-- Begin --

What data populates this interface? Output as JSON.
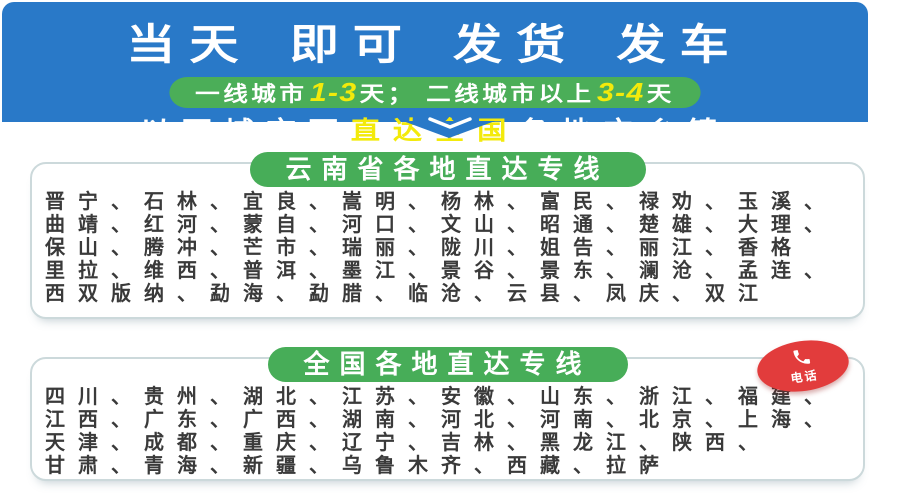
{
  "header": {
    "title": "当天 即可 发货 发车",
    "banner": {
      "segment1": "一线城市",
      "highlight1": "1-3",
      "segment2": "天；  二线城市以上",
      "highlight2": "3-4",
      "segment3": "天"
    },
    "subtitle": {
      "pre": "以下城市可",
      "highlight": "直达全国",
      "post": "各地方乡镇"
    }
  },
  "cards": [
    {
      "title": "云南省各地直达专线",
      "lines": [
        "晋宁、石林、宜良、嵩明、杨林、富民、禄劝、玉溪、",
        "曲靖、红河、蒙自、河口、文山、昭通、楚雄、大理、",
        "保山、腾冲、芒市、瑞丽、陇川、姐告、丽江、香格",
        "里拉、维西、普洱、墨江、景谷、景东、澜沧、孟连、",
        "西双版纳、勐海、勐腊、临沧、云县、凤庆、双江"
      ]
    },
    {
      "title": "全国各地直达专线",
      "lines": [
        "四川、贵州、湖北、江苏、安徽、山东、浙江、福建、",
        "江西、广东、广西、湖南、河北、河南、北京、上海、",
        "天津、成都、重庆、辽宁、吉林、黑龙江、陕西、",
        "甘肃、青海、新疆、乌鲁木齐、西藏、拉萨"
      ]
    }
  ],
  "phone_button": {
    "label": "电话",
    "icon": "phone-icon"
  },
  "colors": {
    "header_blue": "#2979C8",
    "accent_green": "#47AD58",
    "highlight_yellow": "#F3EA0B",
    "phone_red": "#E23C3C",
    "card_border": "#ccd9db"
  }
}
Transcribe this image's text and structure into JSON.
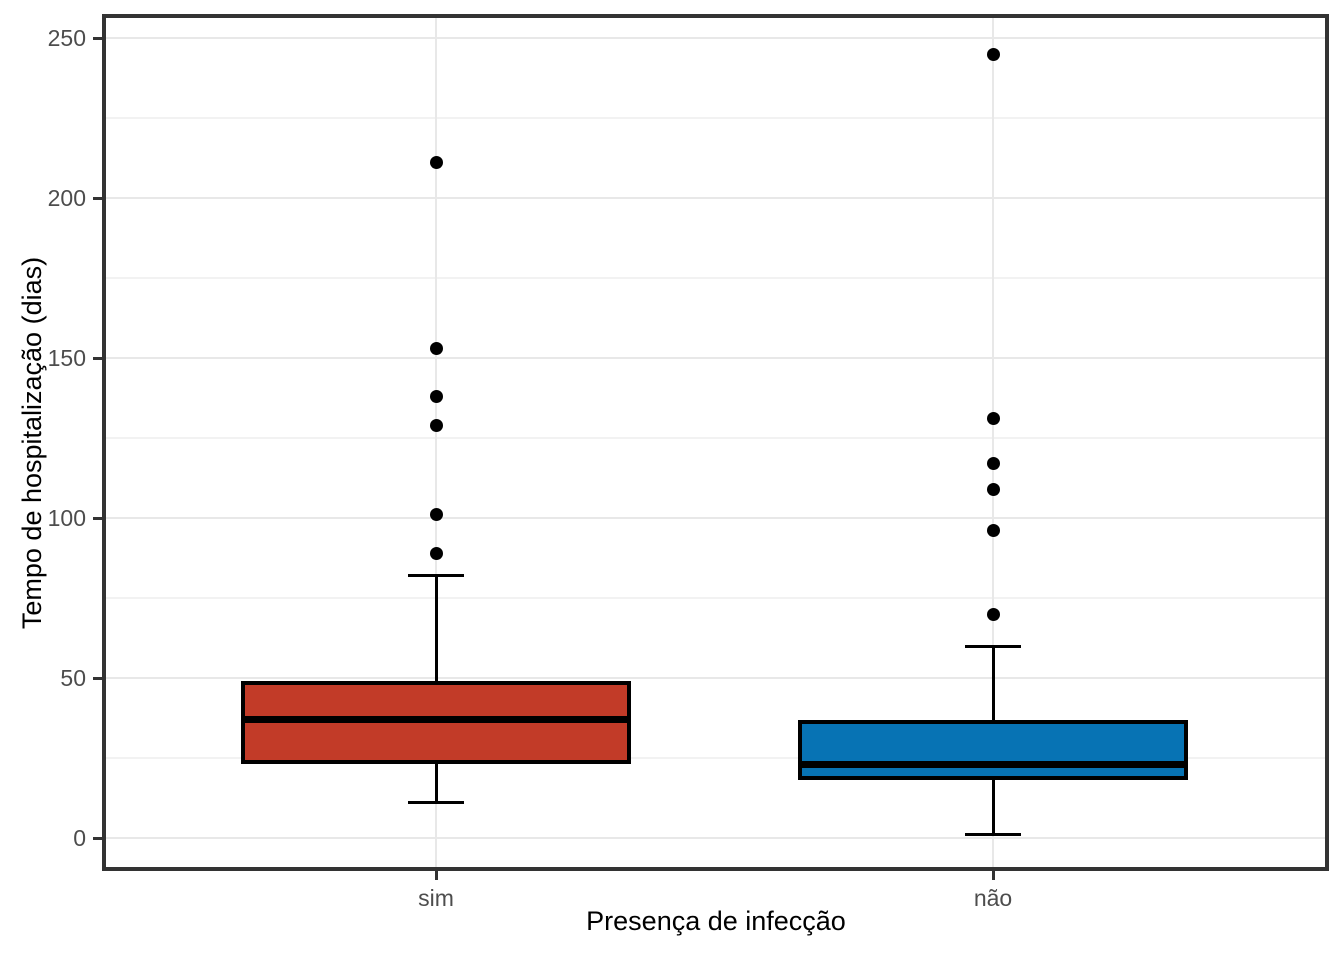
{
  "chart_data": {
    "type": "boxplot",
    "xlabel": "Presença de infecção",
    "ylabel": "Tempo de hospitalização (dias)",
    "ylim": [
      -10,
      253
    ],
    "y_major_ticks": [
      0,
      50,
      100,
      150,
      200,
      250
    ],
    "y_minor_ticks": [
      25,
      75,
      125,
      175,
      225
    ],
    "grid": true,
    "legend": "none",
    "categories": [
      "sim",
      "não"
    ],
    "series": [
      {
        "name": "sim",
        "fill_color": "#C23B28",
        "whisker_min": 11,
        "q1": 23,
        "median": 37,
        "q3": 49,
        "whisker_max": 82,
        "outliers": [
          89,
          101,
          129,
          138,
          153,
          211
        ]
      },
      {
        "name": "não",
        "fill_color": "#0773B4",
        "whisker_min": 1,
        "q1": 18,
        "median": 23,
        "q3": 37,
        "whisker_max": 60,
        "outliers": [
          70,
          96,
          109,
          117,
          131,
          245
        ]
      }
    ],
    "colors": {
      "panel_border": "#333333",
      "grid_major": "#E8E8E8",
      "grid_minor": "#F2F2F2",
      "tick_label": "#4D4D4D",
      "axis_title": "#000000",
      "box_border": "#000000",
      "median": "#000000",
      "outlier": "#000000",
      "background": "#FFFFFF"
    }
  }
}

-- End --

EXERCISE BRIEF >> Output every entry exactly as given; pictures are not part of the copy.

TASK SOLUTION >>
What data populates this interface? Output as JSON.
{
  "header": {
    "title": "当天 即可 发货 发车",
    "banner": {
      "segment1": "一线城市",
      "highlight1": "1-3",
      "segment2": "天；  二线城市以上",
      "highlight2": "3-4",
      "segment3": "天"
    },
    "subtitle": {
      "pre": "以下城市可",
      "highlight": "直达全国",
      "post": "各地方乡镇"
    }
  },
  "cards": [
    {
      "title": "云南省各地直达专线",
      "lines": [
        "晋宁、石林、宜良、嵩明、杨林、富民、禄劝、玉溪、",
        "曲靖、红河、蒙自、河口、文山、昭通、楚雄、大理、",
        "保山、腾冲、芒市、瑞丽、陇川、姐告、丽江、香格",
        "里拉、维西、普洱、墨江、景谷、景东、澜沧、孟连、",
        "西双版纳、勐海、勐腊、临沧、云县、凤庆、双江"
      ]
    },
    {
      "title": "全国各地直达专线",
      "lines": [
        "四川、贵州、湖北、江苏、安徽、山东、浙江、福建、",
        "江西、广东、广西、湖南、河北、河南、北京、上海、",
        "天津、成都、重庆、辽宁、吉林、黑龙江、陕西、",
        "甘肃、青海、新疆、乌鲁木齐、西藏、拉萨"
      ]
    }
  ],
  "phone_button": {
    "label": "电话",
    "icon": "phone-icon"
  },
  "colors": {
    "header_blue": "#2979C8",
    "accent_green": "#47AD58",
    "highlight_yellow": "#F3EA0B",
    "phone_red": "#E23C3C",
    "card_border": "#ccd9db"
  }
}
Transcribe this image's text and structure into JSON.
{
  "chart_data": {
    "type": "boxplot",
    "xlabel": "Presença de infecção",
    "ylabel": "Tempo de hospitalização (dias)",
    "ylim": [
      -10,
      253
    ],
    "y_major_ticks": [
      0,
      50,
      100,
      150,
      200,
      250
    ],
    "y_minor_ticks": [
      25,
      75,
      125,
      175,
      225
    ],
    "grid": true,
    "legend": "none",
    "categories": [
      "sim",
      "não"
    ],
    "series": [
      {
        "name": "sim",
        "fill_color": "#C23B28",
        "whisker_min": 11,
        "q1": 23,
        "median": 37,
        "q3": 49,
        "whisker_max": 82,
        "outliers": [
          89,
          101,
          129,
          138,
          153,
          211
        ]
      },
      {
        "name": "não",
        "fill_color": "#0773B4",
        "whisker_min": 1,
        "q1": 18,
        "median": 23,
        "q3": 37,
        "whisker_max": 60,
        "outliers": [
          70,
          96,
          109,
          117,
          131,
          245
        ]
      }
    ],
    "colors": {
      "panel_border": "#333333",
      "grid_major": "#E8E8E8",
      "grid_minor": "#F2F2F2",
      "tick_label": "#4D4D4D",
      "axis_title": "#000000",
      "box_border": "#000000",
      "median": "#000000",
      "outlier": "#000000",
      "background": "#FFFFFF"
    }
  }
}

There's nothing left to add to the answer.